» **Task to complete**
Omit the images. Copy each entry word for word.

[Collected data]

--- Start ---

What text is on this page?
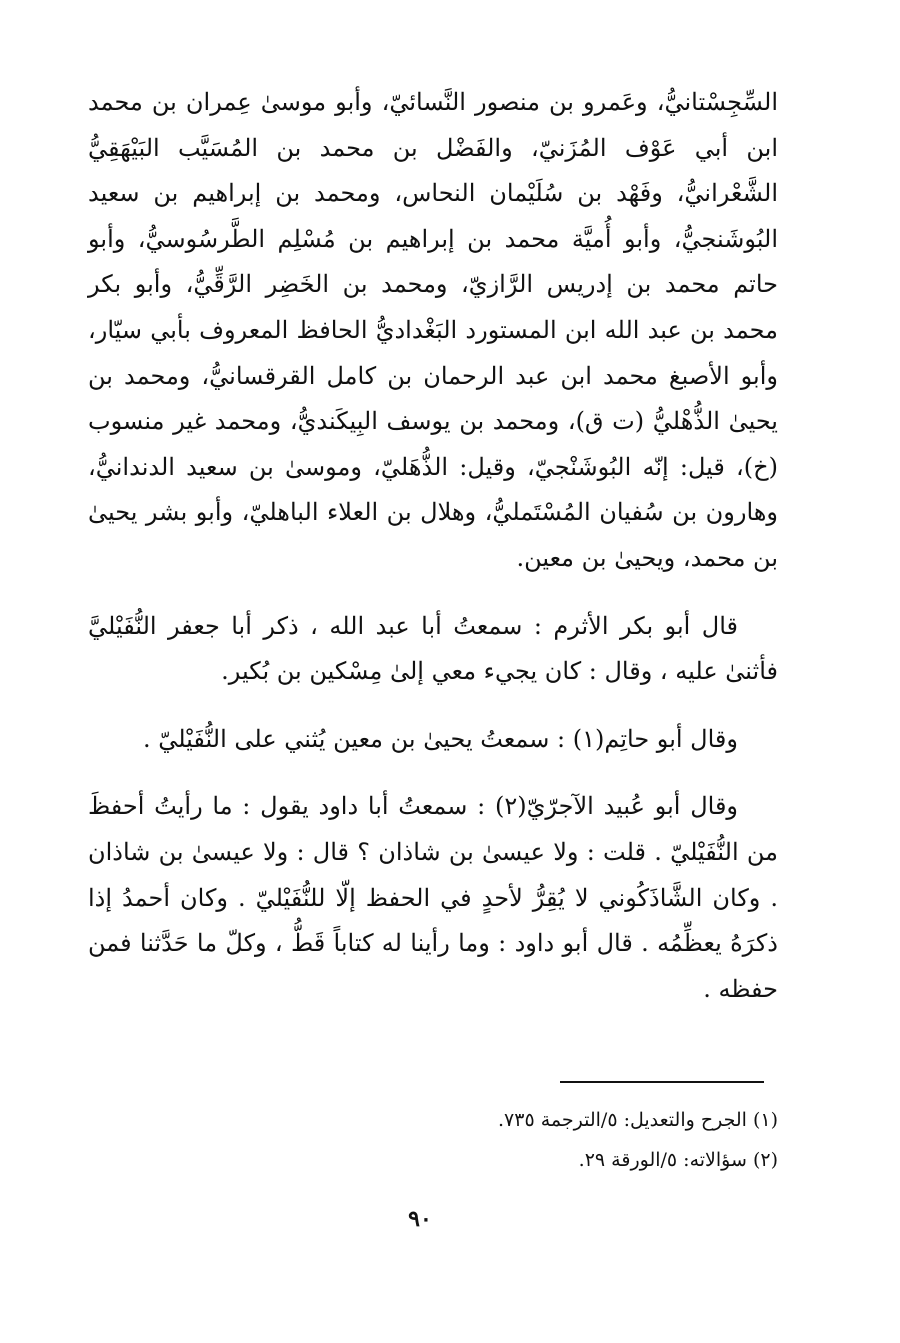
السِّجِسْتانيُّ، وعَمرو بن منصور النَّسائيّ، وأبو موسىٰ عِمران بن محمد ابن أبي عَوْف المُزَنيّ، والفَضْل بن محمد بن المُسَيَّب البَيْهَقِيُّ الشَّعْرانيُّ، وفَهْد بن سُلَيْمان النحاس، ومحمد بن إبراهيم بن سعيد البُوشَنجيُّ، وأبو أُميَّة محمد بن إبراهيم بن مُسْلِم الطَّرسُوسيُّ، وأبو حاتم محمد بن إدريس الرَّازيّ، ومحمد بن الخَضِر الرَّقِّيُّ، وأبو بكر محمد بن عبد الله ابن المستورد البَغْداديُّ الحافظ المعروف بأبي سيّار، وأبو الأصبغ محمد ابن عبد الرحمان بن كامل القرقسانيُّ، ومحمد بن يحيىٰ الذُّهْليُّ (ت ق)، ومحمد بن يوسف البِيكَنديُّ، ومحمد غير منسوب (خ)، قيل: إنّه البُوشَنْجيّ، وقيل: الذُّهَليّ، وموسىٰ بن سعيد الدندانيُّ، وهارون بن سُفيان المُسْتَمليُّ، وهلال بن العلاء الباهليّ، وأبو بشر يحيىٰ بن محمد، ويحيىٰ بن معين.

قال أبو بكر الأثرم : سمعتُ أبا عبد الله ، ذكر أبا جعفر النُّفَيْليَّ فأثنىٰ عليه ، وقال : كان يجيء معي إلىٰ مِسْكين بن بُكير.

وقال أبو حاتِم(١) : سمعتُ يحيىٰ بن معين يُثني على النُّفَيْليّ .

وقال أبو عُبيد الآجرّيّ(٢) : سمعتُ أبا داود يقول : ما رأيتُ أحفظَ من النُّفَيْليّ . قلت : ولا عيسىٰ بن شاذان ؟ قال : ولا عيسىٰ بن شاذان . وكان الشَّاذَكُوني لا يُقِرُّ لأحدٍ في الحفظ إلّا للنُّفَيْليّ . وكان أحمدُ إذا ذكرَهُ يعظِّمُه . قال أبو داود : وما رأينا له كتاباً قَطُّ ، وكلّ ما حَدَّثنا فمن حفظه .

(١) الجرح والتعديل: ٥/الترجمة ٧٣٥.

(٢) سؤالاته: ٥/الورقة ٢٩.

٩٠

--- End ---

» **Output of the exercise**
What text is on this page?
السِّجِسْتانيُّ، وعَمرو بن منصور النَّسائيّ، وأبو موسىٰ عِمران بن محمد ابن أبي عَوْف المُزَنيّ، والفَضْل بن محمد بن المُسَيَّب البَيْهَقِيُّ الشَّعْرانيُّ، وفَهْد بن سُلَيْمان النحاس، ومحمد بن إبراهيم بن سعيد البُوشَنجيُّ، وأبو أُميَّة محمد بن إبراهيم بن مُسْلِم الطَّرسُوسيُّ، وأبو حاتم محمد بن إدريس الرَّازيّ، ومحمد بن الخَضِر الرَّقِّيُّ، وأبو بكر محمد بن عبد الله ابن المستورد البَغْداديُّ الحافظ المعروف بأبي سيّار، وأبو الأصبغ محمد ابن عبد الرحمان بن كامل القرقسانيُّ، ومحمد بن يحيىٰ الذُّهْليُّ (ت ق)، ومحمد بن يوسف البِيكَنديُّ، ومحمد غير منسوب (خ)، قيل: إنّه البُوشَنْجيّ، وقيل: الذُّهَليّ، وموسىٰ بن سعيد الدندانيُّ، وهارون بن سُفيان المُسْتَمليُّ، وهلال بن العلاء الباهليّ، وأبو بشر يحيىٰ بن محمد، ويحيىٰ بن معين.

قال أبو بكر الأثرم : سمعتُ أبا عبد الله ، ذكر أبا جعفر النُّفَيْليَّ فأثنىٰ عليه ، وقال : كان يجيء معي إلىٰ مِسْكين بن بُكير.

وقال أبو حاتِم(١) : سمعتُ يحيىٰ بن معين يُثني على النُّفَيْليّ .

وقال أبو عُبيد الآجرّيّ(٢) : سمعتُ أبا داود يقول : ما رأيتُ أحفظَ من النُّفَيْليّ . قلت : ولا عيسىٰ بن شاذان ؟ قال : ولا عيسىٰ بن شاذان . وكان الشَّاذَكُوني لا يُقِرُّ لأحدٍ في الحفظ إلّا للنُّفَيْليّ . وكان أحمدُ إذا ذكرَهُ يعظِّمُه . قال أبو داود : وما رأينا له كتاباً قَطُّ ، وكلّ ما حَدَّثنا فمن حفظه .

(١) الجرح والتعديل: ٥/الترجمة ٧٣٥.

(٢) سؤالاته: ٥/الورقة ٢٩.

٩٠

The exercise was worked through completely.